> **EXERCISE REQUIREMENTS**
Check every line in the records below for the word "mennessä" and report how many have it, nothing more.

[Figure dataset records]
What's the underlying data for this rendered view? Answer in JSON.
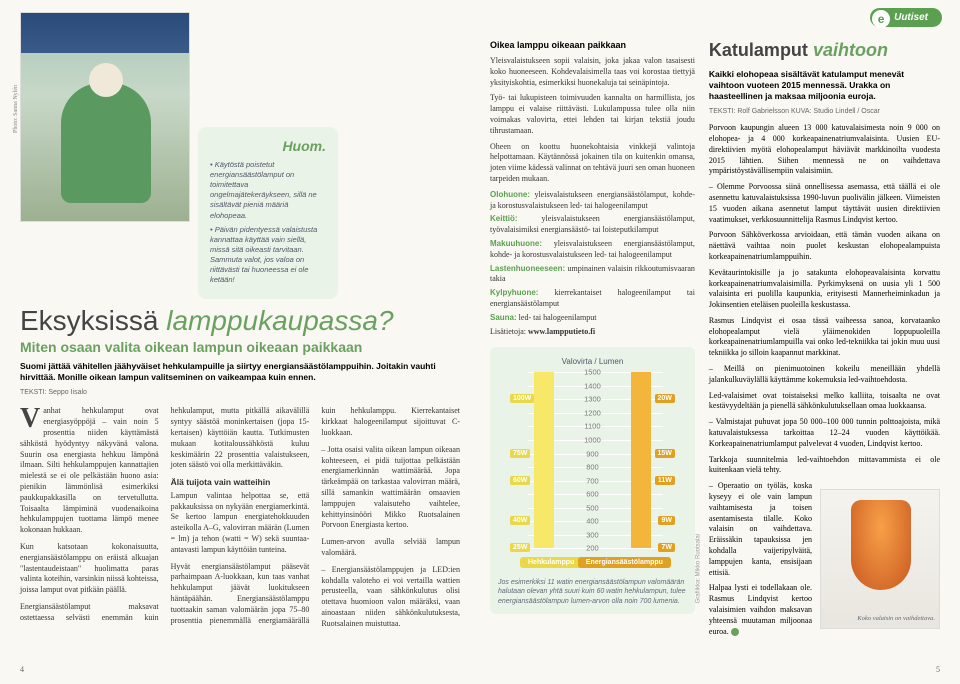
{
  "badge": {
    "label": "Uutiset",
    "letter": "e"
  },
  "left": {
    "photo_credit": "Photo: Sanna Nylén",
    "huom": {
      "title": "Huom.",
      "p1": "• Käytöstä poistetut energiansäästölamput on toimitettava ongelmajätekeräykseen, sillä ne sisältävät pieniä määriä elohopeaa.",
      "p2": "• Päivän pidentyessä valaistusta kannattaa käyttää vain siellä, missä sitä oikeasti tarvitaan. Sammuta valot, jos valoa on riittävästi tai huoneessa ei ole ketään!"
    },
    "title1": "Eksyksissä",
    "title2": "lamppukaupassa?",
    "subtitle": "Miten osaan valita oikean lampun oikeaan paikkaan",
    "intro": "Suomi jättää vähitellen jäähyväiset hehkulampuille ja siirtyy energiansäästölamppuihin. Joitakin vauhti hirvittää. Monille oikean lampun valitseminen on vaikeampaa kuin ennen.",
    "byline": "TEKSTI: Seppo Iisalo",
    "body": {
      "p1": "Vanhat hehkulamput ovat energiasyöppöjä – vain noin 5 prosenttia niiden käyttämästä sähköstä hyödyntyy näkyvänä valona. Suurin osa energiasta hehkuu lämpönä ilmaan. Silti hehkulamppujen kannattajien mielestä se ei ole pelkästään huono asia: pienikin lämmönlisä esimerkiksi paukkupakkasilla on tervetullutta. Toisaalta lämpiminä vuodenaikoina hehkulamppujen tuottama lämpö menee kokonaan hukkaan.",
      "p2": "Kun katsotaan kokonaisuutta, energiansäästölamppu on eräistä alkuajan \"lastentaudeistaan\" huolimatta paras valinta koteihin, varsinkin niissä kohteissa, joissa lamput ovat pitkään päällä.",
      "p3": "Energiansäästölamput maksavat ostettaessa selvästi enemmän kuin hehkulamput, mutta pitkällä aikavälillä syntyy säästöä moninkertaisen (jopa 15-kertaisen) käyttöiän kautta. Tutkimusten mukaan kotitaloussähköstä kuluu keskimäärin 22 prosenttia valaistukseen, joten säästö voi olla merkittäväkin.",
      "h4": "Älä tuijota vain watteihin",
      "p4": "Lampun valintaa helpottaa se, että pakkauksissa on nykyään energiamerkintä. Se kertoo lampun energiatehokkuuden asteikolla A–G, valovirran määrän (Lumen = lm) ja tehon (watti = W) sekä suuntaa-antavasti lampun käyttöiän tunteina.",
      "p5": "Hyvät energiansäästölamput pääsevät parhaimpaan A-luokkaan, kun taas vanhat hehkulamput jäävät luokitukseen häntäpäähän. Energiansäästölamppu tuottaakin saman valomäärän jopa 75–80 prosenttia pienemmällä energiamäärällä kuin hehkulamppu. Kierrekantaiset kirkkaat halogeenilamput sijoittuvat C-luokkaan.",
      "p6": "– Jotta osaisi valita oikean lampun oikeaan kohteeseen, ei pidä tuijottaa pelkästään energiamerkinnän wattimäärää. Jopa tärkeämpää on tarkastaa valovirran määrä, sillä samankin wattimäärän omaavien lamppujen valaisuteho vaihtelee, kehittyinsinööri Mikko Ruotsalainen Porvoon Energiasta kertoo.",
      "p7": "Lumen-arvon avulla selviää lampun valomäärä.",
      "p8": "– Energiansäästölamppujen ja LED:ien kohdalla valoteho ei voi vertailla wattien perusteella, vaan sähkönkulutus olisi otettava huomioon valon määräksi, vaan ainoastaan niiden sähkönkulutuksesta, Ruotsalainen muistuttaa."
    },
    "pagenum": "4"
  },
  "right": {
    "col_a": {
      "heading": "Oikea lamppu oikeaan paikkaan",
      "p1": "Yleisvalaistukseen sopii valaisin, joka jakaa valon tasaisesti koko huoneeseen. Kohdevalaisimella taas voi korostaa tiettyjä yksityiskohtia, esimerkiksi huonekaluja tai seinäpintoja.",
      "p2": "Työ- tai lukupisteen toimivuuden kannalta on harmillista, jos lamppu ei valaise riittävästi. Lukulampussa tulee olla niin voimakas valovirta, ettei lehden tai kirjan tekstiä joudu tihrustamaan.",
      "p3": "Oheen on koottu huonekohtaisia vinkkejä valintoja helpottamaan. Käytännössä jokainen tila on kuitenkin omansa, joten viime kädessä valinnat on tehtävä juuri sen oman huoneen tarpeiden mukaan.",
      "rooms": {
        "olohuone": {
          "label": "Olohuone:",
          "text": " yleisvalaistukseen energiansäästölamput, kohde- ja korostusvalaistukseen led- tai halogeenilamput"
        },
        "keittio": {
          "label": "Keittiö:",
          "text": " yleisvalaistukseen energiansäästölamput, työvalaisimiksi energiansäästö- tai loisteputkilamput"
        },
        "makuuhuone": {
          "label": "Makuuhuone:",
          "text": " yleisvalaistukseen energiansäästölamput, kohde- ja korostusvalaistukseen led- tai halogeenilamput"
        },
        "lasten": {
          "label": "Lastenhuoneeseen:",
          "text": " umpinainen valaisin rikkoutumisvaaran takia"
        },
        "kylpy": {
          "label": "Kylpyhuone:",
          "text": " kierrekantaiset halogeenilamput tai energiansäästölamput"
        },
        "sauna": {
          "label": "Sauna:",
          "text": " led- tai halogeenilamput"
        }
      },
      "linklabel": "Lisätietoja: ",
      "linkurl": "www.lampputieto.fi"
    },
    "chart": {
      "type": "bar-pair-scale",
      "title": "Valovirta / Lumen",
      "left_label": "Hehkulamppu",
      "right_label": "Energiansäästölamppu",
      "credit": "Grafiikka: Mikko Ruotsalai",
      "ymin": 200,
      "ymax": 1500,
      "ystep": 100,
      "ticks": [
        1500,
        1400,
        1300,
        1200,
        1100,
        1000,
        900,
        800,
        700,
        600,
        500,
        400,
        300,
        200
      ],
      "left_color": "#f7e86a",
      "right_color": "#f4b63a",
      "left_badge_color": "#e8d84a",
      "right_badge_color": "#e0a020",
      "grid_color": "#ffffff",
      "bg_color": "#eaf3e8",
      "pairs": [
        {
          "lumen": 1300,
          "hw": "100W",
          "ew": "20W"
        },
        {
          "lumen": 900,
          "hw": "75W",
          "ew": "15W"
        },
        {
          "lumen": 700,
          "hw": "60W",
          "ew": "11W"
        },
        {
          "lumen": 400,
          "hw": "40W",
          "ew": "9W"
        },
        {
          "lumen": 200,
          "hw": "25W",
          "ew": "7W"
        }
      ],
      "caption": "Jos esimerkiksi 11 watin energiansäästölampun valomäärän halutaan olevan yhtä suuri kuin 60 watin hehkulampun, tulee energiansäästölampun lumen-arvon olla noin 700 lumenia."
    },
    "col_b": {
      "title1": "Katulamput",
      "title2": "vaihtoon",
      "intro": "Kaikki elohopeaa sisältävät katulamput menevät vaihtoon vuoteen 2015 mennessä. Urakka on haasteellinen ja maksaa miljoonia euroja.",
      "byline": "TEKSTI: Rolf Gabrielsson   KUVA: Studio Lindell / Oscar",
      "p1": "Porvoon kaupungin alueen 13 000 katuvalaisimesta noin 9 000 on elohopea- ja 4 000 korkeapainenatriumvalaisinta. Uusien EU-direktiivien myötä elohopealamput häviävät markkinoilta vuodesta 2015 lähtien. Siihen mennessä ne on vaihdettava ympäristöystävällisempiin valaisimiin.",
      "p2": "– Olemme Porvoossa siinä onnellisessa asemassa, että täällä ei ole asennettu katuvalaistuksissa 1990-luvun puolivälin jälkeen. Viimeisten 15 vuoden aikana asennetut lamput täyttävät uusien direktiivien vaatimukset, verkkosuunnittelija Rasmus Lindqvist kertoo.",
      "p3": "Porvoon Sähköverkossa arvioidaan, että tämän vuoden aikana on näettävä vaihtaa noin puolet keskustan elohopealampuista korkeapainenatriumlamppuihin.",
      "p4": "Kevätaurintokisille ja jo satakunta elohopeavalaisinta korvattu korkeapainenatriumvalaisimilla. Pyrkimyksenä on uusia yli 1 500 valaisinta eri puolilla kaupunkia, erityisesti Mannerheiminkadun ja Jokinsentien eteläisen puoleilla keskustassa.",
      "p5": "Rasmus Lindqvist ei osaa tässä vaiheessa sanoa, korvataanko elohopealamput vielä yläimenokiden loppupuoleilla korkeapainenatriumlampuilla vai onko led-tekniikka tai jokin muu uusi tekniikka jo silloin kaapannut markkinat.",
      "p6": "– Meillä on pienimuotoinen kokeilu meneillään yhdellä jalankulkuväylällä käyttämme kokemuksia led-vaihtoehdosta.",
      "p7": "Led-valaisimet ovat toistaiseksi melko kalliita, toisaalta ne ovat kestävyydeltään ja pienellä sähkönkulutuksellaan omaa luokkaansa.",
      "p8": "– Valmistajat puhuvat jopa 50 000–100 000 tunnin polttoajoista, mikä katuvalaistuksessa tarkoittaa 12–24 vuoden käyttöikää. Korkeapainenatriumlamput palvelevat 4 vuoden, Lindqvist kertoo.",
      "p9": "Tarkkoja suunnitelmia led-vaihtoehdon mittavammista ei ole kuitenkaan vielä tehty.",
      "p10": "– Operaatio on työläs, koska kyseyy ei ole vain lampun vaihtamisesta ja toisen asentamisesta tilalle. Koko valaisin on vaihdettava. Eräissäkin tapauksissa jen kohdalla vaijeripylväitä, lamppujen kanta, ensisijaan ettisiä.",
      "p11": "Halpaa lysti ei todellakaan ole. Rasmus Lindqvist kertoo valaisimien vaihdon maksavan yhteensä muutaman miljoonaa euroa.",
      "photo_caption": "Koko valaisin on vaihdettava."
    },
    "pagenum": "5"
  }
}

> **TASK OUTPUT**
2